| The request |
Answer these questions from the capstone project text below.
1. Who carried out the capstone project?
2. What method does the project implement to simulate predator-prey interactions with artificially intelligent agents?
3. What implementations would improve the results observed in the experiments?

| Supplied text |
Capstone project by Yuki Kawahara and Ahmed Aldirderi Abdalla Ahmed

The intersection of artificial intelligence and ecology is understudied. The growing importance of ecology and the increasing accessibility and applicability of artificial intelligence open the door for interdisciplinary applications of the two fields. Our project investigates the possibilities of simulating complex predator-prey interactions in ecosystems in a virtual environment with artificially intelligent agents by implementing multi-agent reinforcement learning. We found Q-learning to be limited by finite states, preventing the emergence of complex behaviors and limiting the possible scale of such an environment by the size of the state-action possibilities. Implementations using Deep-Q Networks would improve the results observed in the experiments.

| Data |
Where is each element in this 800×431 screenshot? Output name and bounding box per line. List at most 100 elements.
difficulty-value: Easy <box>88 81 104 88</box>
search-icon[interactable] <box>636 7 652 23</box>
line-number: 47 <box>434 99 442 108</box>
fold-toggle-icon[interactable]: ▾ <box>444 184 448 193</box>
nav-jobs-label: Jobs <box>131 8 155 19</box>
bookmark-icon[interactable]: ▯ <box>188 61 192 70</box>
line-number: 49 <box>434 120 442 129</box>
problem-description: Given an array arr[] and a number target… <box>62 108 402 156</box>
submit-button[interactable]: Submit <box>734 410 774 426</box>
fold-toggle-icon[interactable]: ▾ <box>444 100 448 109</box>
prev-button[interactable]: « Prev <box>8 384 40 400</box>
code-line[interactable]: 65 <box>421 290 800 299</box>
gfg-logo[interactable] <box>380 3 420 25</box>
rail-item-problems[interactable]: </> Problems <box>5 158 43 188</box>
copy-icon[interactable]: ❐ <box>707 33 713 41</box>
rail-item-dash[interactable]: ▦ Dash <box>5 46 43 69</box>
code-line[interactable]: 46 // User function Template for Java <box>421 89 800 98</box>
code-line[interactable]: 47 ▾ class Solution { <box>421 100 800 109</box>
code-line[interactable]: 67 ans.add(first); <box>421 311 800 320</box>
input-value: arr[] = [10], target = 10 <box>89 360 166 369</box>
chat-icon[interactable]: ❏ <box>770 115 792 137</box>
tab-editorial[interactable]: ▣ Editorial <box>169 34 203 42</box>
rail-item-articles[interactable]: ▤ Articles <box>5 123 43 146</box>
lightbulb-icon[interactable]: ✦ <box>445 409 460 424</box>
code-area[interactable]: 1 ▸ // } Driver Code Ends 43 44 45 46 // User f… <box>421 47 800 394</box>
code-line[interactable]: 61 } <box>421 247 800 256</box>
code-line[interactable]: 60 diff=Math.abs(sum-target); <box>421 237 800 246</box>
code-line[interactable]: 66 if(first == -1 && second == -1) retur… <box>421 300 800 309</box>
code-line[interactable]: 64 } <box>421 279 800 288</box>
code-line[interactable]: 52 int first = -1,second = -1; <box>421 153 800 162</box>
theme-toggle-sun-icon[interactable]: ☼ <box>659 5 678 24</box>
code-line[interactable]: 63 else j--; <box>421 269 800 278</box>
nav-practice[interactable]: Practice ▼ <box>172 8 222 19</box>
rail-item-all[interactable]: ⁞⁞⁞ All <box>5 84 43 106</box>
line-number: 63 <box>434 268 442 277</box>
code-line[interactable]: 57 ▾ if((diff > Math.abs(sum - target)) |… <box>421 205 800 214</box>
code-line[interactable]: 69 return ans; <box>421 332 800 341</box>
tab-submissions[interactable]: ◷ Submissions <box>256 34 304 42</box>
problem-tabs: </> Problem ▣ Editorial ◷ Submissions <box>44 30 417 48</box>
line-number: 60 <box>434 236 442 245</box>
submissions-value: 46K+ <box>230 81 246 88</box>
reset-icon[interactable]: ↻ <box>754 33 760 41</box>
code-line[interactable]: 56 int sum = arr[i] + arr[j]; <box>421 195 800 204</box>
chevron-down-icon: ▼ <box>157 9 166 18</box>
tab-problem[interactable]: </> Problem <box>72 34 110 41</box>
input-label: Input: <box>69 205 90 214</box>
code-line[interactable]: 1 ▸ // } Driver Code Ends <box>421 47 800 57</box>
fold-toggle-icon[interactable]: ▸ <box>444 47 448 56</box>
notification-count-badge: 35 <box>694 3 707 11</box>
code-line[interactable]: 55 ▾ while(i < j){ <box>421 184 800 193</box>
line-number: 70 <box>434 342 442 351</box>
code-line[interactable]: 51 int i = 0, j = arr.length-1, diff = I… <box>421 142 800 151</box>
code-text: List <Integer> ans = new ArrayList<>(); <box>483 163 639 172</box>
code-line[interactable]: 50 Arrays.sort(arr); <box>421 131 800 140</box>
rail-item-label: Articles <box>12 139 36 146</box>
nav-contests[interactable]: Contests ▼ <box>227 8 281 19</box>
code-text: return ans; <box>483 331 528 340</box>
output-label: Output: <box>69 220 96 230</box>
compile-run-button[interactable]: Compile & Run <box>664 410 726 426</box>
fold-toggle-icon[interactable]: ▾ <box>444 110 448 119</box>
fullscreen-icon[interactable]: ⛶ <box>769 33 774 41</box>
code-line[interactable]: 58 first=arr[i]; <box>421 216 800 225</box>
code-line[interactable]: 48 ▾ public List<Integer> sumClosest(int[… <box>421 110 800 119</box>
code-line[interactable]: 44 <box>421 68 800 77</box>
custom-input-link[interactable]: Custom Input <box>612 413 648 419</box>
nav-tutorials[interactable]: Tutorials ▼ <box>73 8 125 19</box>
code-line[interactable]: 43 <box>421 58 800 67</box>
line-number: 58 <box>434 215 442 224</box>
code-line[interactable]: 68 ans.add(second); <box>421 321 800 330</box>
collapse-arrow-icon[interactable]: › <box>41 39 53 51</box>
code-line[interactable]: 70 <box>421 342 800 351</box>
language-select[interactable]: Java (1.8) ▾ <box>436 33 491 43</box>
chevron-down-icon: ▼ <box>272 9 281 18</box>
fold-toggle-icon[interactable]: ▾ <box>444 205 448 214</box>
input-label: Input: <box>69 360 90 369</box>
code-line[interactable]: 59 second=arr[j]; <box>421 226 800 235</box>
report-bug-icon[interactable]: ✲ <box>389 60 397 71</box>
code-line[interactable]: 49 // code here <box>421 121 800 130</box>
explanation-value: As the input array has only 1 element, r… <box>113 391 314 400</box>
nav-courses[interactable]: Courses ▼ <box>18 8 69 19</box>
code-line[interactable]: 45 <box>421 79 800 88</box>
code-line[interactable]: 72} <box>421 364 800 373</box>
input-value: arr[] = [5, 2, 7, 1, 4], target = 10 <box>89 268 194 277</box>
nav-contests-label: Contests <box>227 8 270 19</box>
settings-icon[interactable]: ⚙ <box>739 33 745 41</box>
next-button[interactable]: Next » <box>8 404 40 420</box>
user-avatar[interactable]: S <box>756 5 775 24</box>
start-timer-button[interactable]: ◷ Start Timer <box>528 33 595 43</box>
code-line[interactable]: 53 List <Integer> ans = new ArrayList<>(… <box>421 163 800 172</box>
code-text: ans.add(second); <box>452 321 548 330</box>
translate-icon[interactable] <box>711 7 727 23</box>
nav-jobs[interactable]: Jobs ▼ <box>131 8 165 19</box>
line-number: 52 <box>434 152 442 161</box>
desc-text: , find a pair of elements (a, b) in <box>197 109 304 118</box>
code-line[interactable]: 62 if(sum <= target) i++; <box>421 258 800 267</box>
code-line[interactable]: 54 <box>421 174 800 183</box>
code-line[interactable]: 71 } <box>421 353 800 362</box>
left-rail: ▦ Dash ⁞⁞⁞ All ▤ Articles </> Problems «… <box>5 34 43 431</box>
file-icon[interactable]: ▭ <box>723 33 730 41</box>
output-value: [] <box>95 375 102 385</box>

| Correct result |
1. Yuki Kawahara and Ahmed Aldirderi Abdalla Ahmed
2. Multi-agent reinforcement learning
3. Implementations using Deep-Q Networks